**Set problem**. Return each line of the data below verbatim; pictures are to be left out.

= = =

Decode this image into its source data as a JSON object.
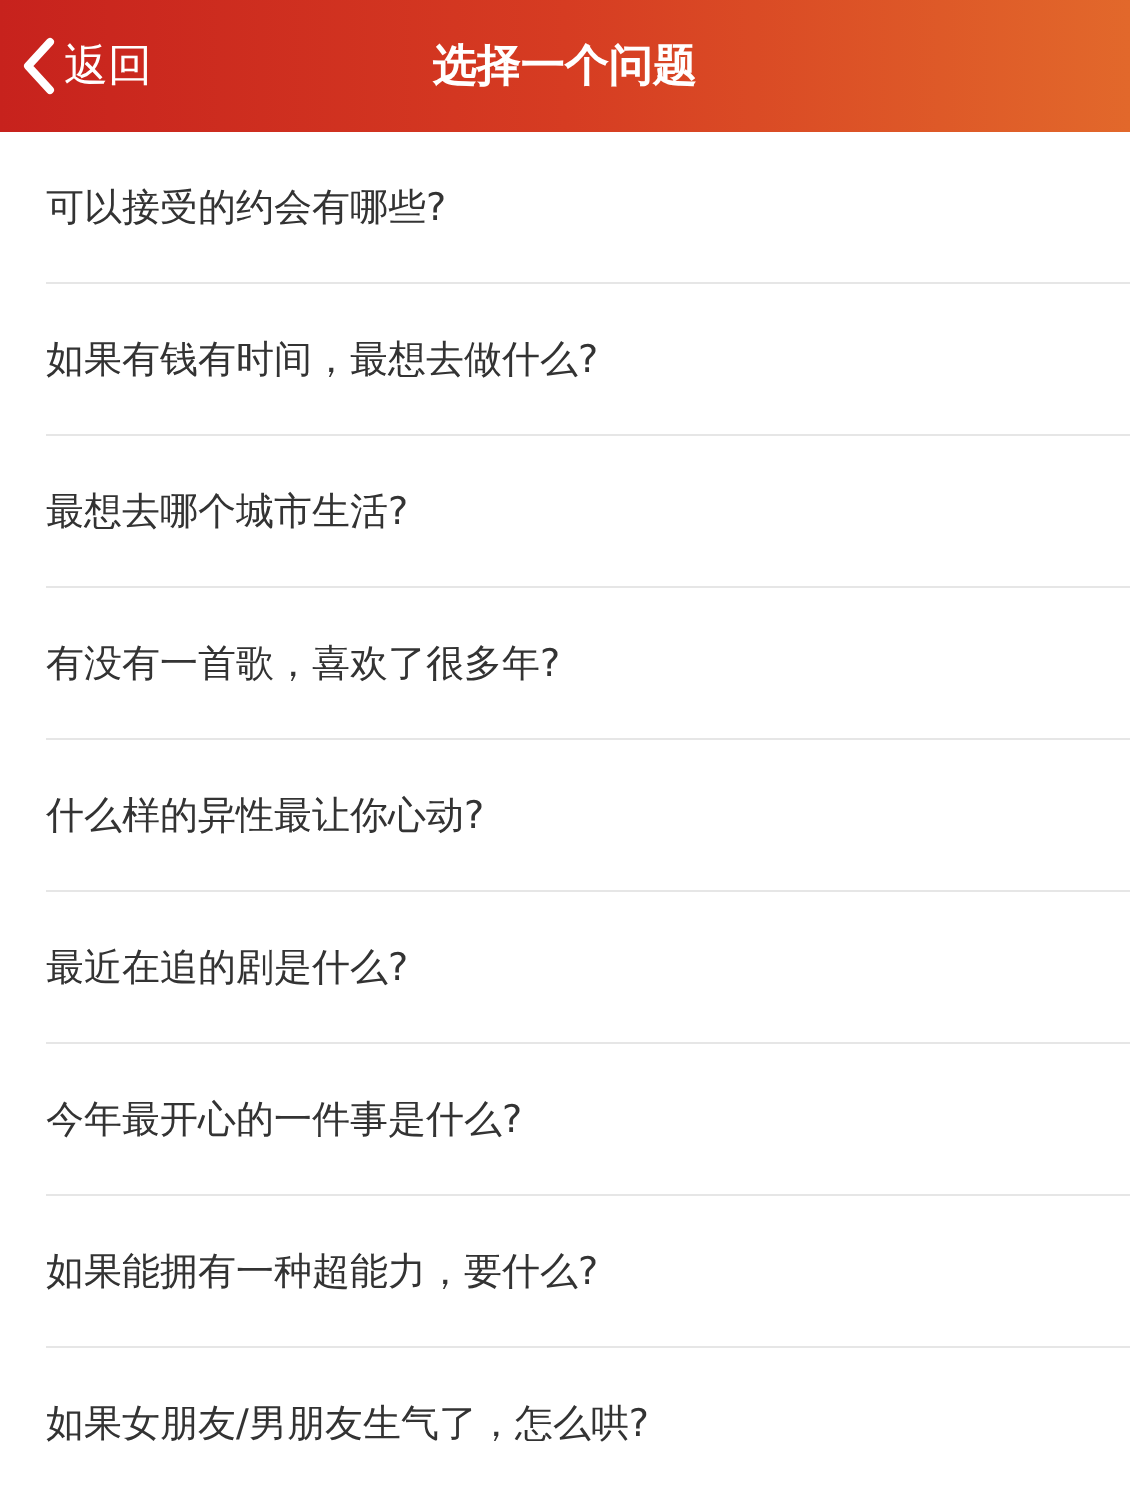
{
  "header": {
    "back": "返回",
    "title": "选择一个问题"
  },
  "questions": [
    "可以接受的约会有哪些?",
    "如果有钱有时间，最想去做什么?",
    "最想去哪个城市生活?",
    "有没有一首歌，喜欢了很多年?",
    "什么样的异性最让你心动?",
    "最近在追的剧是什么?",
    "今年最开心的一件事是什么?",
    "如果能拥有一种超能力，要什么?",
    "如果女朋友/男朋友生气了，怎么哄?"
  ]
}
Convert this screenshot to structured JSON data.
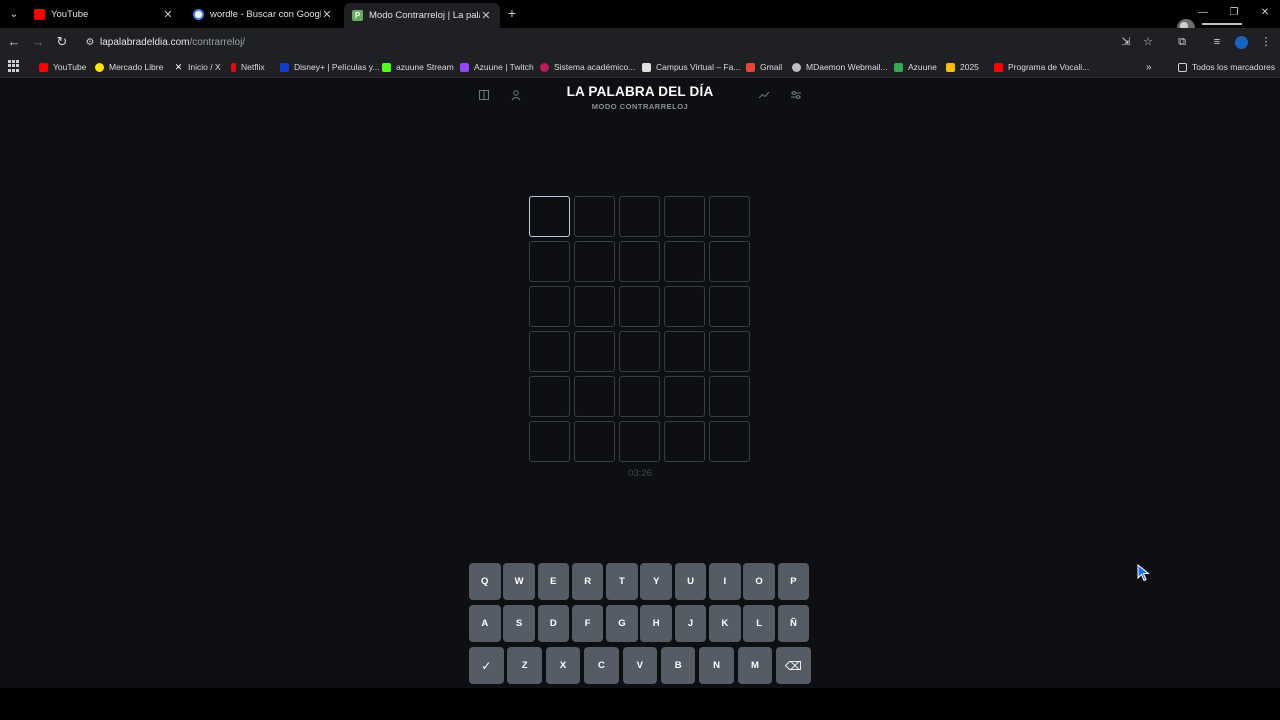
{
  "browser": {
    "tabs": [
      {
        "title": "YouTube",
        "color": "#ff0000",
        "active": false
      },
      {
        "title": "wordle - Buscar con Google",
        "color": "#4285f4",
        "active": false
      },
      {
        "title": "Modo Contrarreloj | La palabra",
        "color": "#6aaa64",
        "active": true
      }
    ],
    "url_host": "lapalabradeldia.com",
    "url_path": "/contrarreloj/",
    "bookmarks": [
      {
        "label": "YouTube",
        "color": "#ff0000"
      },
      {
        "label": "Mercado Libre",
        "color": "#ffe600"
      },
      {
        "label": "Inicio / X",
        "color": "#ffffff"
      },
      {
        "label": "Netflix",
        "color": "#e50914"
      },
      {
        "label": "Disney+ | Películas y...",
        "color": "#113ccf"
      },
      {
        "label": "azuune Stream",
        "color": "#53fc18"
      },
      {
        "label": "Azuune | Twitch",
        "color": "#9146ff"
      },
      {
        "label": "Sistema académico...",
        "color": "#c2185b"
      },
      {
        "label": "Campus Virtual – Fa...",
        "color": "#e0e0e0"
      },
      {
        "label": "Gmail",
        "color": "#ea4335"
      },
      {
        "label": "MDaemon Webmail...",
        "color": "#bdbdbd"
      },
      {
        "label": "Azuune",
        "color": "#34a853"
      },
      {
        "label": "2025",
        "color": "#fbbc04"
      },
      {
        "label": "Programa de Vocali...",
        "color": "#ff0000"
      }
    ],
    "all_bookmarks_label": "Todos los marcadores"
  },
  "game": {
    "title": "LA PALABRA DEL DÍA",
    "subtitle": "MODO CONTRARRELOJ",
    "timer": "03:26",
    "rows": 6,
    "cols": 5,
    "active_cell": [
      0,
      0
    ],
    "keyboard": {
      "row1": [
        "Q",
        "W",
        "E",
        "R",
        "T",
        "Y",
        "U",
        "I",
        "O",
        "P"
      ],
      "row2": [
        "A",
        "S",
        "D",
        "F",
        "G",
        "H",
        "J",
        "K",
        "L",
        "Ñ"
      ],
      "row3": [
        "✓",
        "Z",
        "X",
        "C",
        "V",
        "B",
        "N",
        "M",
        "⌫"
      ]
    },
    "colors": {
      "key_bg": "#565c66",
      "cell_border": "#3a3d44",
      "active_border": "#b9c8dc"
    }
  }
}
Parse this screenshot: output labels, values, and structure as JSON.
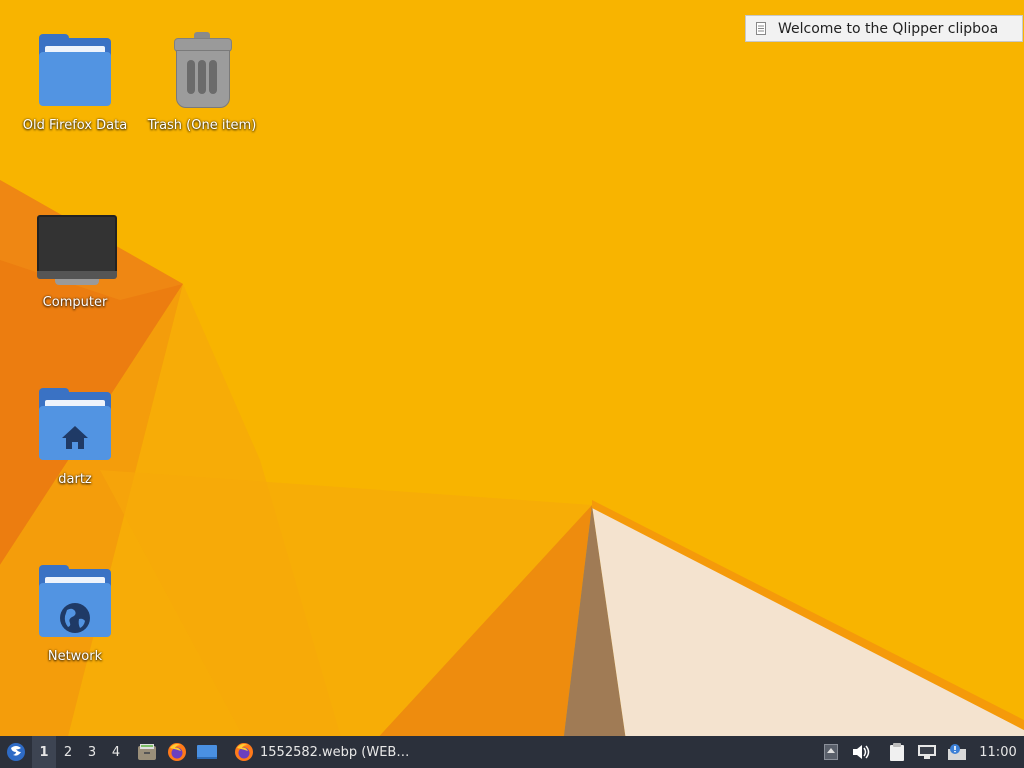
{
  "desktop": {
    "icons": [
      {
        "label": "Old Firefox Data",
        "icon": "folder-icon"
      },
      {
        "label": "Trash (One item)",
        "icon": "trash-icon"
      },
      {
        "label": "Computer",
        "icon": "computer-icon"
      },
      {
        "label": "dartz",
        "icon": "home-folder-icon"
      },
      {
        "label": "Network",
        "icon": "network-folder-icon"
      }
    ]
  },
  "notification": {
    "text": "Welcome to the Qlipper clipboa",
    "icon": "document-icon"
  },
  "taskbar": {
    "start_icon": "lxqt-start-icon",
    "desktops": [
      "1",
      "2",
      "3",
      "4"
    ],
    "active_desktop": "1",
    "quicklaunch": [
      "file-manager-icon",
      "firefox-icon",
      "show-desktop-icon"
    ],
    "tasks": [
      {
        "title": "1552582.webp (WEB…",
        "icon": "firefox-icon"
      }
    ],
    "tray": [
      "tray-expand-icon",
      "volume-icon",
      "clipboard-icon",
      "network-monitor-icon",
      "update-notifier-icon"
    ],
    "clock": "11:00"
  },
  "colors": {
    "wallpaper_base": "#f8b200",
    "wallpaper_dark": "#e8750a",
    "wallpaper_light": "#f5e4cf",
    "taskbar_bg": "#2b303b",
    "folder_blue": "#5294e2"
  }
}
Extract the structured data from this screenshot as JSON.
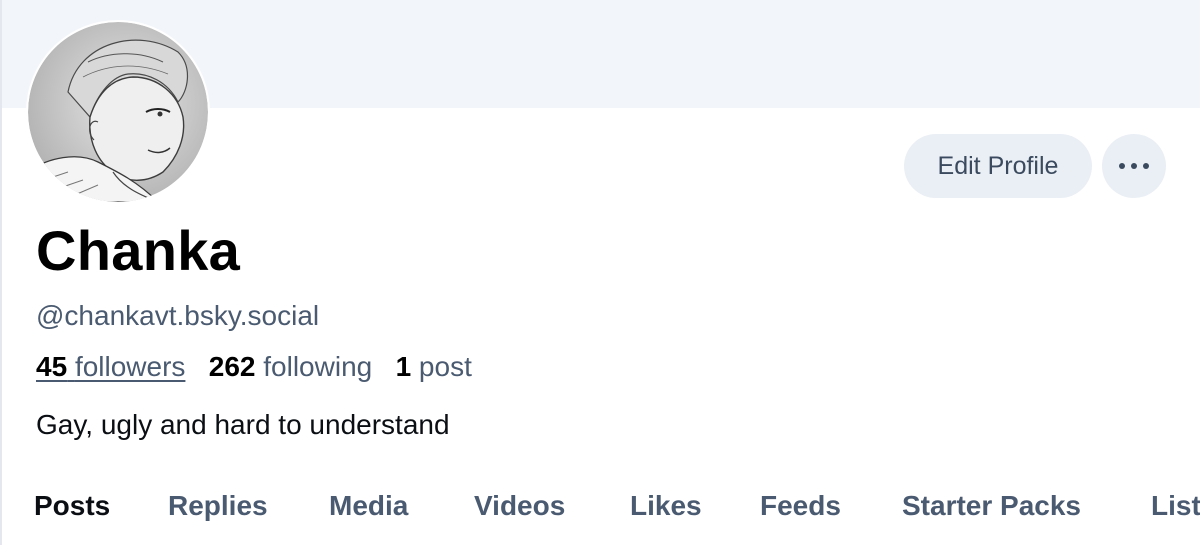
{
  "profile": {
    "display_name": "Chanka",
    "handle": "@chankavt.bsky.social",
    "followers_count": "45",
    "followers_label": "followers",
    "following_count": "262",
    "following_label": "following",
    "posts_count": "1",
    "posts_label": "post",
    "bio": "Gay, ugly and hard to understand",
    "avatar_icon": "anime-portrait-avatar"
  },
  "actions": {
    "edit_profile_label": "Edit Profile",
    "more_icon": "ellipsis-icon"
  },
  "tabs": [
    {
      "label": "Posts",
      "active": true
    },
    {
      "label": "Replies",
      "active": false
    },
    {
      "label": "Media",
      "active": false
    },
    {
      "label": "Videos",
      "active": false
    },
    {
      "label": "Likes",
      "active": false
    },
    {
      "label": "Feeds",
      "active": false
    },
    {
      "label": "Starter Packs",
      "active": false
    },
    {
      "label": "Lists",
      "active": false
    }
  ],
  "colors": {
    "banner": "#f2f5f9",
    "button_bg": "#eaeff5",
    "muted_text": "#4a5a70",
    "primary_text": "#0b0f14"
  }
}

= = =

**Worked answer**.
Decode this image into its source data as a JSON object.
{
  "header": {
    "back": "返回",
    "title": "选择一个问题"
  },
  "questions": [
    "可以接受的约会有哪些?",
    "如果有钱有时间，最想去做什么?",
    "最想去哪个城市生活?",
    "有没有一首歌，喜欢了很多年?",
    "什么样的异性最让你心动?",
    "最近在追的剧是什么?",
    "今年最开心的一件事是什么?",
    "如果能拥有一种超能力，要什么?",
    "如果女朋友/男朋友生气了，怎么哄?"
  ]
}
Convert this screenshot to structured JSON data.
{
  "browser": {
    "tabs": [
      {
        "title": "YouTube",
        "color": "#ff0000",
        "active": false
      },
      {
        "title": "wordle - Buscar con Google",
        "color": "#4285f4",
        "active": false
      },
      {
        "title": "Modo Contrarreloj | La palabra",
        "color": "#6aaa64",
        "active": true
      }
    ],
    "url_host": "lapalabradeldia.com",
    "url_path": "/contrarreloj/",
    "bookmarks": [
      {
        "label": "YouTube",
        "color": "#ff0000"
      },
      {
        "label": "Mercado Libre",
        "color": "#ffe600"
      },
      {
        "label": "Inicio / X",
        "color": "#ffffff"
      },
      {
        "label": "Netflix",
        "color": "#e50914"
      },
      {
        "label": "Disney+ | Películas y...",
        "color": "#113ccf"
      },
      {
        "label": "azuune Stream",
        "color": "#53fc18"
      },
      {
        "label": "Azuune | Twitch",
        "color": "#9146ff"
      },
      {
        "label": "Sistema académico...",
        "color": "#c2185b"
      },
      {
        "label": "Campus Virtual – Fa...",
        "color": "#e0e0e0"
      },
      {
        "label": "Gmail",
        "color": "#ea4335"
      },
      {
        "label": "MDaemon Webmail...",
        "color": "#bdbdbd"
      },
      {
        "label": "Azuune",
        "color": "#34a853"
      },
      {
        "label": "2025",
        "color": "#fbbc04"
      },
      {
        "label": "Programa de Vocali...",
        "color": "#ff0000"
      }
    ],
    "all_bookmarks_label": "Todos los marcadores"
  },
  "game": {
    "title": "LA PALABRA DEL DÍA",
    "subtitle": "MODO CONTRARRELOJ",
    "timer": "03:26",
    "rows": 6,
    "cols": 5,
    "active_cell": [
      0,
      0
    ],
    "keyboard": {
      "row1": [
        "Q",
        "W",
        "E",
        "R",
        "T",
        "Y",
        "U",
        "I",
        "O",
        "P"
      ],
      "row2": [
        "A",
        "S",
        "D",
        "F",
        "G",
        "H",
        "J",
        "K",
        "L",
        "Ñ"
      ],
      "row3": [
        "✓",
        "Z",
        "X",
        "C",
        "V",
        "B",
        "N",
        "M",
        "⌫"
      ]
    },
    "colors": {
      "key_bg": "#565c66",
      "cell_border": "#3a3d44",
      "active_border": "#b9c8dc"
    }
  }
}
Parse this screenshot: output labels, values, and structure as JSON.
{
  "desktop": {
    "icons": [
      {
        "label": "Old Firefox Data",
        "icon": "folder-icon"
      },
      {
        "label": "Trash (One item)",
        "icon": "trash-icon"
      },
      {
        "label": "Computer",
        "icon": "computer-icon"
      },
      {
        "label": "dartz",
        "icon": "home-folder-icon"
      },
      {
        "label": "Network",
        "icon": "network-folder-icon"
      }
    ]
  },
  "notification": {
    "text": "Welcome to the Qlipper clipboa",
    "icon": "document-icon"
  },
  "taskbar": {
    "start_icon": "lxqt-start-icon",
    "desktops": [
      "1",
      "2",
      "3",
      "4"
    ],
    "active_desktop": "1",
    "quicklaunch": [
      "file-manager-icon",
      "firefox-icon",
      "show-desktop-icon"
    ],
    "tasks": [
      {
        "title": "1552582.webp (WEB…",
        "icon": "firefox-icon"
      }
    ],
    "tray": [
      "tray-expand-icon",
      "volume-icon",
      "clipboard-icon",
      "network-monitor-icon",
      "update-notifier-icon"
    ],
    "clock": "11:00"
  },
  "colors": {
    "wallpaper_base": "#f8b200",
    "wallpaper_dark": "#e8750a",
    "wallpaper_light": "#f5e4cf",
    "taskbar_bg": "#2b303b",
    "folder_blue": "#5294e2"
  }
}
Extract the structured data from this screenshot as JSON.
{
  "profile": {
    "display_name": "Chanka",
    "handle": "@chankavt.bsky.social",
    "followers_count": "45",
    "followers_label": "followers",
    "following_count": "262",
    "following_label": "following",
    "posts_count": "1",
    "posts_label": "post",
    "bio": "Gay, ugly and hard to understand",
    "avatar_icon": "anime-portrait-avatar"
  },
  "actions": {
    "edit_profile_label": "Edit Profile",
    "more_icon": "ellipsis-icon"
  },
  "tabs": [
    {
      "label": "Posts",
      "active": true
    },
    {
      "label": "Replies",
      "active": false
    },
    {
      "label": "Media",
      "active": false
    },
    {
      "label": "Videos",
      "active": false
    },
    {
      "label": "Likes",
      "active": false
    },
    {
      "label": "Feeds",
      "active": false
    },
    {
      "label": "Starter Packs",
      "active": false
    },
    {
      "label": "Lists",
      "active": false
    }
  ],
  "colors": {
    "banner": "#f2f5f9",
    "button_bg": "#eaeff5",
    "muted_text": "#4a5a70",
    "primary_text": "#0b0f14"
  }
}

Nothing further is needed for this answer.